**Aim of the exercise**. Extract each line of the data below exactly as written.

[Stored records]

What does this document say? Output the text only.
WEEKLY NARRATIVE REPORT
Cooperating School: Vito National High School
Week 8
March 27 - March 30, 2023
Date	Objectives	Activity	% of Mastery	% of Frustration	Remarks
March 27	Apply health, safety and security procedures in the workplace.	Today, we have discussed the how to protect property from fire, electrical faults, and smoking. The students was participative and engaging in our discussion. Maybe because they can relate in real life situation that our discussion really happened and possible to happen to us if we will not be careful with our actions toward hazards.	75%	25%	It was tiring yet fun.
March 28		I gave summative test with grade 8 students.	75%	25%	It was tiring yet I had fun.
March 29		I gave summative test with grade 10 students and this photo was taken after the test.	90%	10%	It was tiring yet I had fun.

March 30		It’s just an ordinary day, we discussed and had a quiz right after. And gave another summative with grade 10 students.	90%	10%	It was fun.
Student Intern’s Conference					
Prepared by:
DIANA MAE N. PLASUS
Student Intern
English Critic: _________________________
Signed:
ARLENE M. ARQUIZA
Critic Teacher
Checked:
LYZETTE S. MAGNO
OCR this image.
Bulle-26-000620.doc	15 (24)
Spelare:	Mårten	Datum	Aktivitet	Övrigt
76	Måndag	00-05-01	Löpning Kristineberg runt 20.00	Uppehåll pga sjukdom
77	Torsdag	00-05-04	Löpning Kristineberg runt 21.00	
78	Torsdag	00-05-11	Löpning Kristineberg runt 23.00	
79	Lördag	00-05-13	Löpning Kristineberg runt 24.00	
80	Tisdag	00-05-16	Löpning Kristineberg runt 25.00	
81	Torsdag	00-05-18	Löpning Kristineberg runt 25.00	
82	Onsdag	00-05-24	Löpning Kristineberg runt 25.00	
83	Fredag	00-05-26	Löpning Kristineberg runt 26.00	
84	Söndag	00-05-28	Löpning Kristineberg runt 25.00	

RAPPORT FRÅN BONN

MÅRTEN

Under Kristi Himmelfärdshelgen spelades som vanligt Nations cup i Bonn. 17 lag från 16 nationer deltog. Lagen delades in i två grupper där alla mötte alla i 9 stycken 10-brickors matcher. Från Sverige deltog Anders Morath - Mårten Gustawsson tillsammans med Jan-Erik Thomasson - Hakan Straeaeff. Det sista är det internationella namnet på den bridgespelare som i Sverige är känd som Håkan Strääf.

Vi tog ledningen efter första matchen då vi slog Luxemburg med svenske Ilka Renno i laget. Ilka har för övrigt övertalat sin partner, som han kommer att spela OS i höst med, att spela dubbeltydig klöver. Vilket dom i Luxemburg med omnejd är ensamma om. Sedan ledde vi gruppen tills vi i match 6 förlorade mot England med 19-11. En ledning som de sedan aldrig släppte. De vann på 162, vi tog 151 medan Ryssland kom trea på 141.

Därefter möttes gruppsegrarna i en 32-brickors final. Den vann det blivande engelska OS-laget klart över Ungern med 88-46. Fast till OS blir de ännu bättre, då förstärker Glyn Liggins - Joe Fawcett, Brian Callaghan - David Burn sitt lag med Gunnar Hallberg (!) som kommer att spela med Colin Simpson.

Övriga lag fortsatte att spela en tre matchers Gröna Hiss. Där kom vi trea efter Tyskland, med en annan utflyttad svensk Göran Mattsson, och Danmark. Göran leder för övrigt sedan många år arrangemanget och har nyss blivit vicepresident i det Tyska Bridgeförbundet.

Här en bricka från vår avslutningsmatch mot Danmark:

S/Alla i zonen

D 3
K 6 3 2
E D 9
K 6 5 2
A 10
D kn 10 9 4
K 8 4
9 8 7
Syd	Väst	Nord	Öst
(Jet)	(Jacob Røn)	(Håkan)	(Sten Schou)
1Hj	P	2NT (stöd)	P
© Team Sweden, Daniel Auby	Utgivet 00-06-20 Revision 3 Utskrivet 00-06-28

**Complete output**.
What does this document say? Output the text only.
WEEKLY NARRATIVE REPORT
Cooperating School: Vito National High School
Week 8
March 27 - March 30, 2023
Date	Objectives	Activity	% of Mastery	% of Frustration	Remarks
March 27	Apply health, safety and security procedures in the workplace.	Today, we have discussed the how to protect property from fire, electrical faults, and smoking. The students was participative and engaging in our discussion. Maybe because they can relate in real life situation that our discussion really happened and possible to happen to us if we will not be careful with our actions toward hazards.	75%	25%	It was tiring yet fun.
March 28		I gave summative test with grade 8 students.	75%	25%	It was tiring yet I had fun.
March 29		I gave summative test with grade 10 students and this photo was taken after the test.	90%	10%	It was tiring yet I had fun.

March 30		It’s just an ordinary day, we discussed and had a quiz right after. And gave another summative with grade 10 students.	90%	10%	It was fun.
Student Intern’s Conference					
Prepared by:
DIANA MAE N. PLASUS
Student Intern
English Critic: _________________________
Signed:
ARLENE M. ARQUIZA
Critic Teacher
Checked:
LYZETTE S. MAGNO
OCR this image.
Bulle-26-000620.doc	15 (24)
Spelare:	Mårten	Datum	Aktivitet	Övrigt
76	Måndag	00-05-01	Löpning Kristineberg runt 20.00	Uppehåll pga sjukdom
77	Torsdag	00-05-04	Löpning Kristineberg runt 21.00	
78	Torsdag	00-05-11	Löpning Kristineberg runt 23.00	
79	Lördag	00-05-13	Löpning Kristineberg runt 24.00	
80	Tisdag	00-05-16	Löpning Kristineberg runt 25.00	
81	Torsdag	00-05-18	Löpning Kristineberg runt 25.00	
82	Onsdag	00-05-24	Löpning Kristineberg runt 25.00	
83	Fredag	00-05-26	Löpning Kristineberg runt 26.00	
84	Söndag	00-05-28	Löpning Kristineberg runt 25.00	

RAPPORT FRÅN BONN

MÅRTEN

Under Kristi Himmelfärdshelgen spelades som vanligt Nations cup i Bonn. 17 lag från 16 nationer deltog. Lagen delades in i två grupper där alla mötte alla i 9 stycken 10-brickors matcher. Från Sverige deltog Anders Morath - Mårten Gustawsson tillsammans med Jan-Erik Thomasson - Hakan Straeaeff. Det sista är det internationella namnet på den bridgespelare som i Sverige är känd som Håkan Strääf.

Vi tog ledningen efter första matchen då vi slog Luxemburg med svenske Ilka Renno i laget. Ilka har för övrigt övertalat sin partner, som han kommer att spela OS i höst med, att spela dubbeltydig klöver. Vilket dom i Luxemburg med omnejd är ensamma om. Sedan ledde vi gruppen tills vi i match 6 förlorade mot England med 19-11. En ledning som de sedan aldrig släppte. De vann på 162, vi tog 151 medan Ryssland kom trea på 141.

Därefter möttes gruppsegrarna i en 32-brickors final. Den vann det blivande engelska OS-laget klart över Ungern med 88-46. Fast till OS blir de ännu bättre, då förstärker Glyn Liggins - Joe Fawcett, Brian Callaghan - David Burn sitt lag med Gunnar Hallberg (!) som kommer att spela med Colin Simpson.

Övriga lag fortsatte att spela en tre matchers Gröna Hiss. Där kom vi trea efter Tyskland, med en annan utflyttad svensk Göran Mattsson, och Danmark. Göran leder för övrigt sedan många år arrangemanget och har nyss blivit vicepresident i det Tyska Bridgeförbundet.

Här en bricka från vår avslutningsmatch mot Danmark:

S/Alla i zonen

D 3
K 6 3 2
E D 9
K 6 5 2
A 10
D kn 10 9 4
K 8 4
9 8 7
Syd	Väst	Nord	Öst
(Jet)	(Jacob Røn)	(Håkan)	(Sten Schou)
1Hj	P	2NT (stöd)	P
© Team Sweden, Daniel Auby	Utgivet 00-06-20 Revision 3 Utskrivet 00-06-28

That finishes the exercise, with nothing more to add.